## INPUT MATERIAL:
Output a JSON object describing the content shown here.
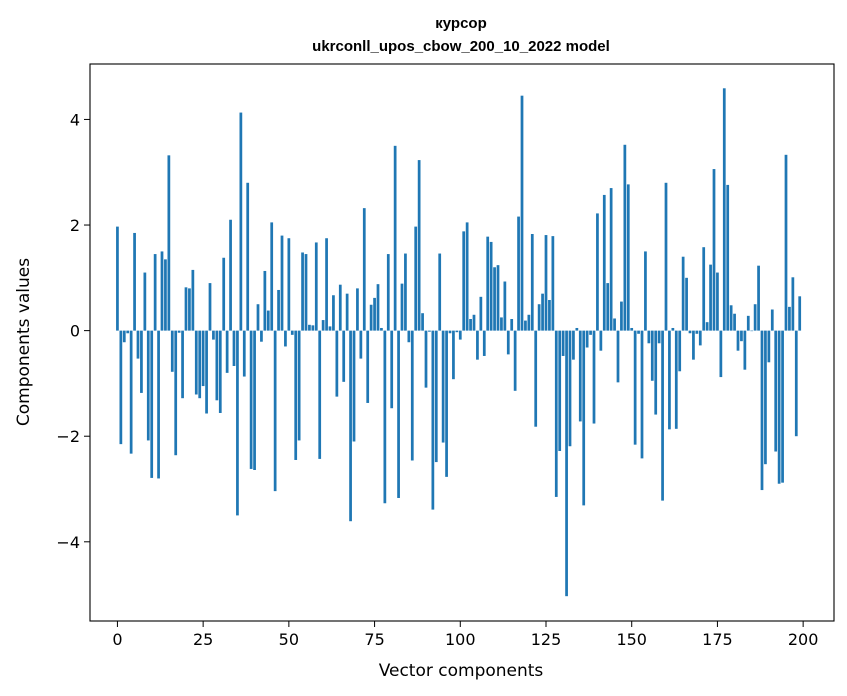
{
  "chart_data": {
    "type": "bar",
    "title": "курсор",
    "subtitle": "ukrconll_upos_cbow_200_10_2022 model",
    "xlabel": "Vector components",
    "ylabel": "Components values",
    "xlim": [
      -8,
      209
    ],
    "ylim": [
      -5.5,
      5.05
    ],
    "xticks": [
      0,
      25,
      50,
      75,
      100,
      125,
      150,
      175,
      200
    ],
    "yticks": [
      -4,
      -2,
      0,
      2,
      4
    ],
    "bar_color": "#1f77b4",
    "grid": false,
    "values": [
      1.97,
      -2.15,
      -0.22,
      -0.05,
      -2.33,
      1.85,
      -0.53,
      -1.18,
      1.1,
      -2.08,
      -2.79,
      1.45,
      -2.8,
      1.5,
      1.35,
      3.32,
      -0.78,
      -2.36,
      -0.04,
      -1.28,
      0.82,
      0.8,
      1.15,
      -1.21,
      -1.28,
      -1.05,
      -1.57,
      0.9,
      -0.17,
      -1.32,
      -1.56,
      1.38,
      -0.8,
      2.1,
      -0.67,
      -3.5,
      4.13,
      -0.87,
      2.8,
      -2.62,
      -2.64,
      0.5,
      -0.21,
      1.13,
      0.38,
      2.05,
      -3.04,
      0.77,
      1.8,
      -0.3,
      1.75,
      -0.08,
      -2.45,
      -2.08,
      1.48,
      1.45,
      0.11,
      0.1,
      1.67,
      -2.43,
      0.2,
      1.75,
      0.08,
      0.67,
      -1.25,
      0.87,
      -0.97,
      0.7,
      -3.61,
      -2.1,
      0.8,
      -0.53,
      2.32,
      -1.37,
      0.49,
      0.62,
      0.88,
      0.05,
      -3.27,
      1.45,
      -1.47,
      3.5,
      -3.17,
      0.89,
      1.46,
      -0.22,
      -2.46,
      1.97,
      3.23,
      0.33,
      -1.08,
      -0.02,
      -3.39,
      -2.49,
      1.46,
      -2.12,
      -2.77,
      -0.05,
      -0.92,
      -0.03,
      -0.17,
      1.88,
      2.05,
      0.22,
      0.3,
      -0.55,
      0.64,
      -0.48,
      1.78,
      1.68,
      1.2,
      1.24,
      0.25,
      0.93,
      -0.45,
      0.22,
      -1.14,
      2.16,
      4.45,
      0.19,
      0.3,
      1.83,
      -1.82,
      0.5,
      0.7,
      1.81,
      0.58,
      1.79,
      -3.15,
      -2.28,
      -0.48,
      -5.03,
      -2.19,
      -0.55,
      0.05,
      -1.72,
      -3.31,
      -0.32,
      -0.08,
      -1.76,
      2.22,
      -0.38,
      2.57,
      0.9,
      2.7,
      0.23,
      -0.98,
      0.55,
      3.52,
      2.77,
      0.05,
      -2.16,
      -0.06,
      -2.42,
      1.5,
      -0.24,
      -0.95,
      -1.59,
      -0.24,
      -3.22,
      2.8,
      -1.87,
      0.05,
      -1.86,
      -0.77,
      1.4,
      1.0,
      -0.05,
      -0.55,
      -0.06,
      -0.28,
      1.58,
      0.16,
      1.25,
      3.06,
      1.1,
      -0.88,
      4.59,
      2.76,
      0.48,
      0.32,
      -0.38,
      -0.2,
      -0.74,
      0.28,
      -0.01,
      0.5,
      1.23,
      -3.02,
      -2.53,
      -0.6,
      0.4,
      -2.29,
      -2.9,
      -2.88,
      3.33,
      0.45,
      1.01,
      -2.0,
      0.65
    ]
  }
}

## YOUR GOAL:
Quote the records in their entirety, keeping the wording exact and excluding pictures.

## EXERCISE SOLUTION:
Output a JSON object describing the content shown here.
{
  "chart_data": {
    "type": "bar",
    "title": "курсор",
    "subtitle": "ukrconll_upos_cbow_200_10_2022 model",
    "xlabel": "Vector components",
    "ylabel": "Components values",
    "xlim": [
      -8,
      209
    ],
    "ylim": [
      -5.5,
      5.05
    ],
    "xticks": [
      0,
      25,
      50,
      75,
      100,
      125,
      150,
      175,
      200
    ],
    "yticks": [
      -4,
      -2,
      0,
      2,
      4
    ],
    "bar_color": "#1f77b4",
    "grid": false,
    "values": [
      1.97,
      -2.15,
      -0.22,
      -0.05,
      -2.33,
      1.85,
      -0.53,
      -1.18,
      1.1,
      -2.08,
      -2.79,
      1.45,
      -2.8,
      1.5,
      1.35,
      3.32,
      -0.78,
      -2.36,
      -0.04,
      -1.28,
      0.82,
      0.8,
      1.15,
      -1.21,
      -1.28,
      -1.05,
      -1.57,
      0.9,
      -0.17,
      -1.32,
      -1.56,
      1.38,
      -0.8,
      2.1,
      -0.67,
      -3.5,
      4.13,
      -0.87,
      2.8,
      -2.62,
      -2.64,
      0.5,
      -0.21,
      1.13,
      0.38,
      2.05,
      -3.04,
      0.77,
      1.8,
      -0.3,
      1.75,
      -0.08,
      -2.45,
      -2.08,
      1.48,
      1.45,
      0.11,
      0.1,
      1.67,
      -2.43,
      0.2,
      1.75,
      0.08,
      0.67,
      -1.25,
      0.87,
      -0.97,
      0.7,
      -3.61,
      -2.1,
      0.8,
      -0.53,
      2.32,
      -1.37,
      0.49,
      0.62,
      0.88,
      0.05,
      -3.27,
      1.45,
      -1.47,
      3.5,
      -3.17,
      0.89,
      1.46,
      -0.22,
      -2.46,
      1.97,
      3.23,
      0.33,
      -1.08,
      -0.02,
      -3.39,
      -2.49,
      1.46,
      -2.12,
      -2.77,
      -0.05,
      -0.92,
      -0.03,
      -0.17,
      1.88,
      2.05,
      0.22,
      0.3,
      -0.55,
      0.64,
      -0.48,
      1.78,
      1.68,
      1.2,
      1.24,
      0.25,
      0.93,
      -0.45,
      0.22,
      -1.14,
      2.16,
      4.45,
      0.19,
      0.3,
      1.83,
      -1.82,
      0.5,
      0.7,
      1.81,
      0.58,
      1.79,
      -3.15,
      -2.28,
      -0.48,
      -5.03,
      -2.19,
      -0.55,
      0.05,
      -1.72,
      -3.31,
      -0.32,
      -0.08,
      -1.76,
      2.22,
      -0.38,
      2.57,
      0.9,
      2.7,
      0.23,
      -0.98,
      0.55,
      3.52,
      2.77,
      0.05,
      -2.16,
      -0.06,
      -2.42,
      1.5,
      -0.24,
      -0.95,
      -1.59,
      -0.24,
      -3.22,
      2.8,
      -1.87,
      0.05,
      -1.86,
      -0.77,
      1.4,
      1.0,
      -0.05,
      -0.55,
      -0.06,
      -0.28,
      1.58,
      0.16,
      1.25,
      3.06,
      1.1,
      -0.88,
      4.59,
      2.76,
      0.48,
      0.32,
      -0.38,
      -0.2,
      -0.74,
      0.28,
      -0.01,
      0.5,
      1.23,
      -3.02,
      -2.53,
      -0.6,
      0.4,
      -2.29,
      -2.9,
      -2.88,
      3.33,
      0.45,
      1.01,
      -2.0,
      0.65
    ]
  }
}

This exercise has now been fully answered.